[Figure dataset records]
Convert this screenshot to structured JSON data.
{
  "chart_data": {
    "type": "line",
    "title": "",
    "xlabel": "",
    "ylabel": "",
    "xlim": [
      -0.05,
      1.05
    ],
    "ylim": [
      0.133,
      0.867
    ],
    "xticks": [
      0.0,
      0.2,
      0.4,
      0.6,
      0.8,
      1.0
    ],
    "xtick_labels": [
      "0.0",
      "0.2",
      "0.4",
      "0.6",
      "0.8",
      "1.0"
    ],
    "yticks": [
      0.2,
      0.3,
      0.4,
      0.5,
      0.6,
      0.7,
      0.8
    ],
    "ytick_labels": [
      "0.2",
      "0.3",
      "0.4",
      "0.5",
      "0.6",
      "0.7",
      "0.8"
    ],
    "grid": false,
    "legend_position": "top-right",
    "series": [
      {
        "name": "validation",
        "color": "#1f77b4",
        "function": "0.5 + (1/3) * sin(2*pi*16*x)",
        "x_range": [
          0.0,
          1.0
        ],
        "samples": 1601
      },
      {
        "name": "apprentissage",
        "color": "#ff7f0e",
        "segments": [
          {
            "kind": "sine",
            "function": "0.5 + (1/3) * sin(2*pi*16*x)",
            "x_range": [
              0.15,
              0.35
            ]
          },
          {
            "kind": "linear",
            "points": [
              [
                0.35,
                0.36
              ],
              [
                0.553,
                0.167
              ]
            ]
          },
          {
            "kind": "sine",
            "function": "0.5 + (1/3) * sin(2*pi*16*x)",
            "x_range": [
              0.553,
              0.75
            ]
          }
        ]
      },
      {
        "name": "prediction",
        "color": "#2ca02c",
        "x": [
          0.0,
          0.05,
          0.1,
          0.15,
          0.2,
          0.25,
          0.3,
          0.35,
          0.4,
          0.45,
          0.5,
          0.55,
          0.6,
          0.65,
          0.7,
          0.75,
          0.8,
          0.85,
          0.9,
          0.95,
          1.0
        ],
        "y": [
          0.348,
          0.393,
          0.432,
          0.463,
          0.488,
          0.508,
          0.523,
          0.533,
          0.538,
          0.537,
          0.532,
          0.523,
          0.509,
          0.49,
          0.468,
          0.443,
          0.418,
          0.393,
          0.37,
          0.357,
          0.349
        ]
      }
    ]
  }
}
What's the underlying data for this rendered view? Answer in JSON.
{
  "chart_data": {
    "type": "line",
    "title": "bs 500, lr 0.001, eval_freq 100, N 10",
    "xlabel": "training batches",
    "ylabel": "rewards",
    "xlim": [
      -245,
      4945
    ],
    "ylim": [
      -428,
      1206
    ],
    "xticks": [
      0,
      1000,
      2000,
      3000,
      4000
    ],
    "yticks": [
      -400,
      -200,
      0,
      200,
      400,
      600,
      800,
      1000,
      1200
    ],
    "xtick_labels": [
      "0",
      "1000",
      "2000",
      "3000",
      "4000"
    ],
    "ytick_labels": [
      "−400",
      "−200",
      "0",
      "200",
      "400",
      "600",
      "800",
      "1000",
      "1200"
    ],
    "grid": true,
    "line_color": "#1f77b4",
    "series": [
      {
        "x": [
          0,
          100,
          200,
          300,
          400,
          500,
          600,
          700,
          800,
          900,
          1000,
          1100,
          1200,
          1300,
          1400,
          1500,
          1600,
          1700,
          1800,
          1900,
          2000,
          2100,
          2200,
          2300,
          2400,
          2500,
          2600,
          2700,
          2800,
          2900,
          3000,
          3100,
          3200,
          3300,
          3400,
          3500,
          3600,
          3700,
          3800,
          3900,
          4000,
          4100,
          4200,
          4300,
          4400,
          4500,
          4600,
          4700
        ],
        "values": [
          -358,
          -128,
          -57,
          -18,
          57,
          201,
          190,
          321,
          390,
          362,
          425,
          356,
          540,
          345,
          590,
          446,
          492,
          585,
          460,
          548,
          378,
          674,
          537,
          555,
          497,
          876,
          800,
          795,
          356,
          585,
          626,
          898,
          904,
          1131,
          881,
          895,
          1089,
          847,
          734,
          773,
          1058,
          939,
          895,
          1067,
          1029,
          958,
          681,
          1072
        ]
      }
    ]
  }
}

_Given task:_ Output the records verbatim, from the first line to the last.

_Expected output:_
Convert this screenshot to structured JSON data.
{
  "chart_data": {
    "type": "line",
    "title": "",
    "xlabel": "",
    "ylabel": "",
    "xlim": [
      -0.05,
      1.05
    ],
    "ylim": [
      0.133,
      0.867
    ],
    "xticks": [
      0.0,
      0.2,
      0.4,
      0.6,
      0.8,
      1.0
    ],
    "xtick_labels": [
      "0.0",
      "0.2",
      "0.4",
      "0.6",
      "0.8",
      "1.0"
    ],
    "yticks": [
      0.2,
      0.3,
      0.4,
      0.5,
      0.6,
      0.7,
      0.8
    ],
    "ytick_labels": [
      "0.2",
      "0.3",
      "0.4",
      "0.5",
      "0.6",
      "0.7",
      "0.8"
    ],
    "grid": false,
    "legend_position": "top-right",
    "series": [
      {
        "name": "validation",
        "color": "#1f77b4",
        "function": "0.5 + (1/3) * sin(2*pi*16*x)",
        "x_range": [
          0.0,
          1.0
        ],
        "samples": 1601
      },
      {
        "name": "apprentissage",
        "color": "#ff7f0e",
        "segments": [
          {
            "kind": "sine",
            "function": "0.5 + (1/3) * sin(2*pi*16*x)",
            "x_range": [
              0.15,
              0.35
            ]
          },
          {
            "kind": "linear",
            "points": [
              [
                0.35,
                0.36
              ],
              [
                0.553,
                0.167
              ]
            ]
          },
          {
            "kind": "sine",
            "function": "0.5 + (1/3) * sin(2*pi*16*x)",
            "x_range": [
              0.553,
              0.75
            ]
          }
        ]
      },
      {
        "name": "prediction",
        "color": "#2ca02c",
        "x": [
          0.0,
          0.05,
          0.1,
          0.15,
          0.2,
          0.25,
          0.3,
          0.35,
          0.4,
          0.45,
          0.5,
          0.55,
          0.6,
          0.65,
          0.7,
          0.75,
          0.8,
          0.85,
          0.9,
          0.95,
          1.0
        ],
        "y": [
          0.348,
          0.393,
          0.432,
          0.463,
          0.488,
          0.508,
          0.523,
          0.533,
          0.538,
          0.537,
          0.532,
          0.523,
          0.509,
          0.49,
          0.468,
          0.443,
          0.418,
          0.393,
          0.37,
          0.357,
          0.349
        ]
      }
    ]
  }
}
What's the underlying data for this rendered view? Answer in JSON.
{
  "chart_data": {
    "type": "line",
    "title": "bs 500, lr 0.001, eval_freq 100, N 10",
    "xlabel": "training batches",
    "ylabel": "rewards",
    "xlim": [
      -245,
      4945
    ],
    "ylim": [
      -428,
      1206
    ],
    "xticks": [
      0,
      1000,
      2000,
      3000,
      4000
    ],
    "yticks": [
      -400,
      -200,
      0,
      200,
      400,
      600,
      800,
      1000,
      1200
    ],
    "xtick_labels": [
      "0",
      "1000",
      "2000",
      "3000",
      "4000"
    ],
    "ytick_labels": [
      "−400",
      "−200",
      "0",
      "200",
      "400",
      "600",
      "800",
      "1000",
      "1200"
    ],
    "grid": true,
    "line_color": "#1f77b4",
    "series": [
      {
        "x": [
          0,
          100,
          200,
          300,
          400,
          500,
          600,
          700,
          800,
          900,
          1000,
          1100,
          1200,
          1300,
          1400,
          1500,
          1600,
          1700,
          1800,
          1900,
          2000,
          2100,
          2200,
          2300,
          2400,
          2500,
          2600,
          2700,
          2800,
          2900,
          3000,
          3100,
          3200,
          3300,
          3400,
          3500,
          3600,
          3700,
          3800,
          3900,
          4000,
          4100,
          4200,
          4300,
          4400,
          4500,
          4600,
          4700
        ],
        "values": [
          -358,
          -128,
          -57,
          -18,
          57,
          201,
          190,
          321,
          390,
          362,
          425,
          356,
          540,
          345,
          590,
          446,
          492,
          585,
          460,
          548,
          378,
          674,
          537,
          555,
          497,
          876,
          800,
          795,
          356,
          585,
          626,
          898,
          904,
          1131,
          881,
          895,
          1089,
          847,
          734,
          773,
          1058,
          939,
          895,
          1067,
          1029,
          958,
          681,
          1072
        ]
      }
    ]
  }
}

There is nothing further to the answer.